* Task statement *
Copy every one of the following items verbatim, line by line.

* Data for this task *
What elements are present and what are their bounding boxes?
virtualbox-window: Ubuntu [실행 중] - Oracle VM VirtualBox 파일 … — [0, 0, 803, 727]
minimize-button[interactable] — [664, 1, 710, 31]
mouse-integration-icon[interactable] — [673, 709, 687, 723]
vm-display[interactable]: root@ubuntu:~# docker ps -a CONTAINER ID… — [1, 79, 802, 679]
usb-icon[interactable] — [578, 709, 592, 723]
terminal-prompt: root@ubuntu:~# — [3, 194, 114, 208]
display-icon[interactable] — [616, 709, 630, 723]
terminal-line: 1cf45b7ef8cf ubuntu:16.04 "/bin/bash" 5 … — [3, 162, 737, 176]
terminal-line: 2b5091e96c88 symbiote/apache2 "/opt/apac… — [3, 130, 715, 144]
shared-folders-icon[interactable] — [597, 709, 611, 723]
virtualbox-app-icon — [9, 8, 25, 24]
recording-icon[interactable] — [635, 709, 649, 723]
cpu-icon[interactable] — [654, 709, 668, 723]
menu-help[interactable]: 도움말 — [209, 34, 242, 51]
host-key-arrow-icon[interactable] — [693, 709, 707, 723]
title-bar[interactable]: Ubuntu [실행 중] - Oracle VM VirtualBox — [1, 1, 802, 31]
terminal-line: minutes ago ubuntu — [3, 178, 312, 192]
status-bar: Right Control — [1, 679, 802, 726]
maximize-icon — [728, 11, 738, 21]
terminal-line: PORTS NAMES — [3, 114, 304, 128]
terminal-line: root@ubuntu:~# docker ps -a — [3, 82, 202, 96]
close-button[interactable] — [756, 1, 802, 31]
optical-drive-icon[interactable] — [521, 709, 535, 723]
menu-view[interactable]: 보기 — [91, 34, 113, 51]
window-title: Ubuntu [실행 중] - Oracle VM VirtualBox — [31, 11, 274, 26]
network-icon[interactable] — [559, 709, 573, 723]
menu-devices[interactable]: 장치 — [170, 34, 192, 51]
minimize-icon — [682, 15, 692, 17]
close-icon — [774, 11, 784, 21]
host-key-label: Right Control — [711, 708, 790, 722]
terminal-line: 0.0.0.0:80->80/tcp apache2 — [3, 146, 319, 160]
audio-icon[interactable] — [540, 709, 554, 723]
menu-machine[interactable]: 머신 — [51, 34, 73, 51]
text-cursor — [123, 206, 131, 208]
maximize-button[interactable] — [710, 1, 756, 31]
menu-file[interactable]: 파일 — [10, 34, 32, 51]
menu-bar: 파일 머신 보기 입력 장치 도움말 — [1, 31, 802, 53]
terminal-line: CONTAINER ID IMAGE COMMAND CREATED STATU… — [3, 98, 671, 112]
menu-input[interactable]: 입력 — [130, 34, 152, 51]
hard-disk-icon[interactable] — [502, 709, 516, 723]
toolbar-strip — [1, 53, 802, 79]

* Written solution *
What elements are present and what are their bounding boxes?
virtualbox-window: Ubuntu [실행 중] - Oracle VM VirtualBox 파일 … — [0, 0, 803, 727]
minimize-button[interactable] — [664, 1, 710, 31]
mouse-integration-icon[interactable] — [673, 709, 687, 723]
vm-display[interactable]: root@ubuntu:~# docker ps -a CONTAINER ID… — [1, 79, 802, 679]
usb-icon[interactable] — [578, 709, 592, 723]
terminal-prompt: root@ubuntu:~# — [3, 194, 114, 208]
display-icon[interactable] — [616, 709, 630, 723]
terminal-line: 1cf45b7ef8cf ubuntu:16.04 "/bin/bash" 5 … — [3, 162, 737, 176]
terminal-line: 2b5091e96c88 symbiote/apache2 "/opt/apac… — [3, 130, 715, 144]
shared-folders-icon[interactable] — [597, 709, 611, 723]
virtualbox-app-icon — [9, 8, 25, 24]
recording-icon[interactable] — [635, 709, 649, 723]
cpu-icon[interactable] — [654, 709, 668, 723]
menu-help[interactable]: 도움말 — [209, 34, 242, 51]
host-key-arrow-icon[interactable] — [693, 709, 707, 723]
title-bar[interactable]: Ubuntu [실행 중] - Oracle VM VirtualBox — [1, 1, 802, 31]
terminal-line: minutes ago ubuntu — [3, 178, 312, 192]
status-bar: Right Control — [1, 679, 802, 726]
maximize-icon — [728, 11, 738, 21]
terminal-line: PORTS NAMES — [3, 114, 304, 128]
terminal-line: root@ubuntu:~# docker ps -a — [3, 82, 202, 96]
close-button[interactable] — [756, 1, 802, 31]
optical-drive-icon[interactable] — [521, 709, 535, 723]
menu-view[interactable]: 보기 — [91, 34, 113, 51]
window-title: Ubuntu [실행 중] - Oracle VM VirtualBox — [31, 11, 274, 26]
network-icon[interactable] — [559, 709, 573, 723]
menu-devices[interactable]: 장치 — [170, 34, 192, 51]
minimize-icon — [682, 15, 692, 17]
close-icon — [774, 11, 784, 21]
host-key-label: Right Control — [711, 708, 790, 722]
terminal-line: 0.0.0.0:80->80/tcp apache2 — [3, 146, 319, 160]
audio-icon[interactable] — [540, 709, 554, 723]
menu-machine[interactable]: 머신 — [51, 34, 73, 51]
text-cursor — [123, 206, 131, 208]
maximize-button[interactable] — [710, 1, 756, 31]
menu-file[interactable]: 파일 — [10, 34, 32, 51]
menu-bar: 파일 머신 보기 입력 장치 도움말 — [1, 31, 802, 53]
terminal-line: CONTAINER ID IMAGE COMMAND CREATED STATU… — [3, 98, 671, 112]
menu-input[interactable]: 입력 — [130, 34, 152, 51]
hard-disk-icon[interactable] — [502, 709, 516, 723]
toolbar-strip — [1, 53, 802, 79]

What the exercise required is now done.